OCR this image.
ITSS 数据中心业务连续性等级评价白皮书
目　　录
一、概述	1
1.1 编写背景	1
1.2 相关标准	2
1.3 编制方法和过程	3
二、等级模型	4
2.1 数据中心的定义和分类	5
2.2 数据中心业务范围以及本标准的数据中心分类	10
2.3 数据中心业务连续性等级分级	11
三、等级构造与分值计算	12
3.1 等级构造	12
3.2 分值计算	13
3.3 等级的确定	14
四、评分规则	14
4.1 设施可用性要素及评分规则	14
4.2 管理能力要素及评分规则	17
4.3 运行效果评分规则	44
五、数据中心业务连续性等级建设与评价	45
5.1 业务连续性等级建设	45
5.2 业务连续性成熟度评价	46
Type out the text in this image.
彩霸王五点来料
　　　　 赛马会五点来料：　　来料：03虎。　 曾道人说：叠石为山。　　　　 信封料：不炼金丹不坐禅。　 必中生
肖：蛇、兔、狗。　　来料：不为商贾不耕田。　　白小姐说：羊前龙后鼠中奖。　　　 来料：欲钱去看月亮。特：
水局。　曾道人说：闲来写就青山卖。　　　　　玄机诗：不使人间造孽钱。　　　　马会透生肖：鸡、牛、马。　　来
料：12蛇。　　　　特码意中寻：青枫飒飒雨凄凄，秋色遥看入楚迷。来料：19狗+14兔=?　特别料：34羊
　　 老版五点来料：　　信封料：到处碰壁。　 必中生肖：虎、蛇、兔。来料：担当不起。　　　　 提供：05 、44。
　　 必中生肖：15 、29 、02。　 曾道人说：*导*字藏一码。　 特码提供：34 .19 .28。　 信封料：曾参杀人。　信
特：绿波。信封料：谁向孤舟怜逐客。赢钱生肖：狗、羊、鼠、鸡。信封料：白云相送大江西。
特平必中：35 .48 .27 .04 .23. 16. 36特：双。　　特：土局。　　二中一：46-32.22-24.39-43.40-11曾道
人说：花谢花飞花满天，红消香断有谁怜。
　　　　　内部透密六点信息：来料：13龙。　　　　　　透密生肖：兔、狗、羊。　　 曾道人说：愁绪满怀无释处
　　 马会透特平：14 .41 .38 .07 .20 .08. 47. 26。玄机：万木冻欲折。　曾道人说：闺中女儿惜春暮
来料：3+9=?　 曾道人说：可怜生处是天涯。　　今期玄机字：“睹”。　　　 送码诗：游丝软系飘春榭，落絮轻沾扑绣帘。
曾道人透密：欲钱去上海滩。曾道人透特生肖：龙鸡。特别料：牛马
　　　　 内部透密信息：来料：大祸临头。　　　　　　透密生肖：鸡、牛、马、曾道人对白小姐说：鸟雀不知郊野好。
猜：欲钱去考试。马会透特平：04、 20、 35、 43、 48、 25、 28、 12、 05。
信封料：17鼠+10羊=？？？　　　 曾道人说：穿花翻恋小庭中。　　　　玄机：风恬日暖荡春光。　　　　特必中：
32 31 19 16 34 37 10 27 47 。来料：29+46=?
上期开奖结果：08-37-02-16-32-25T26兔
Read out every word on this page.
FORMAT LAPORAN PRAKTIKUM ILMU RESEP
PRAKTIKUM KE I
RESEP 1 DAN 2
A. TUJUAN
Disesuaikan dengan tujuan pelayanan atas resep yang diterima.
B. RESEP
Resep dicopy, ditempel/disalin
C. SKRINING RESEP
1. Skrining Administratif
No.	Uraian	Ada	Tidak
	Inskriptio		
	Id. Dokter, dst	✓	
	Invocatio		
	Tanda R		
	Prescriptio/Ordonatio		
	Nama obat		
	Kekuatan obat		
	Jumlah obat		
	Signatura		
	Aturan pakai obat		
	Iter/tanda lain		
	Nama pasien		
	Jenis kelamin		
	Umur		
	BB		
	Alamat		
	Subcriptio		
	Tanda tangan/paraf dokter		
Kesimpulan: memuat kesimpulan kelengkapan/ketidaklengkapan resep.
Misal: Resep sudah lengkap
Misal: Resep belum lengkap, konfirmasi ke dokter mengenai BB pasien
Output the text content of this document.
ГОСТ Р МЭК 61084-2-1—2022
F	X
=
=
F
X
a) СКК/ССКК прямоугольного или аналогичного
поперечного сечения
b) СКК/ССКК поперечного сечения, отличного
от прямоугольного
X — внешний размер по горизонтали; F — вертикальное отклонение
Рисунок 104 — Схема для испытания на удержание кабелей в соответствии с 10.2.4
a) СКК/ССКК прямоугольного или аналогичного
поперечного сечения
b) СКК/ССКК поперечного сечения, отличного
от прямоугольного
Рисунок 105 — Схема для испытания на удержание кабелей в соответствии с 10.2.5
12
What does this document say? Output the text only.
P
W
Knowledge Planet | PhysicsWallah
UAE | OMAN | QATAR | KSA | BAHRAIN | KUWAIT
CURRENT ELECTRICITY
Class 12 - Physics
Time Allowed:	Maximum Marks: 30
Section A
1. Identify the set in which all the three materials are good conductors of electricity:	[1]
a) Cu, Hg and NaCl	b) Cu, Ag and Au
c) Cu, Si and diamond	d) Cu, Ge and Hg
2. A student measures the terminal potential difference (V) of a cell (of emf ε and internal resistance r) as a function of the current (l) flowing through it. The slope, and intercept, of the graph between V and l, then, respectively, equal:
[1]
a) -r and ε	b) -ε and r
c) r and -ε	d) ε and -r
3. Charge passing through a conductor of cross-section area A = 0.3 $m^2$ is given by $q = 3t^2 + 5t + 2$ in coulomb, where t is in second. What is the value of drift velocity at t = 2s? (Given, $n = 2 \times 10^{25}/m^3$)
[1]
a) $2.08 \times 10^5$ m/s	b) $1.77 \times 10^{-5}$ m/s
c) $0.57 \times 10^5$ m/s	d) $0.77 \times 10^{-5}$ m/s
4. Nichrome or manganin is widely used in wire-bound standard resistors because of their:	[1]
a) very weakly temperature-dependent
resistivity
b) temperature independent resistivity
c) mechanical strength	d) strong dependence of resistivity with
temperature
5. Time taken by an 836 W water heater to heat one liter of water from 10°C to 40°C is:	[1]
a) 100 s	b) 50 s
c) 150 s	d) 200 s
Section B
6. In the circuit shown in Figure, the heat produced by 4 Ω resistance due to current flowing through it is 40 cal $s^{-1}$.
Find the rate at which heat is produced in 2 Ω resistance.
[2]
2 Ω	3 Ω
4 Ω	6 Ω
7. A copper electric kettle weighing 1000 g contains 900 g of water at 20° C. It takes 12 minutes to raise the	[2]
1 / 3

◆ Written problem ◆
List the lines that contain the word "which".

◆ Answer in full ◆
1. Identify the set in which all the three materials are good conductors of electricity:	[1]
Find the rate at which heat is produced in 2 Ω resistance.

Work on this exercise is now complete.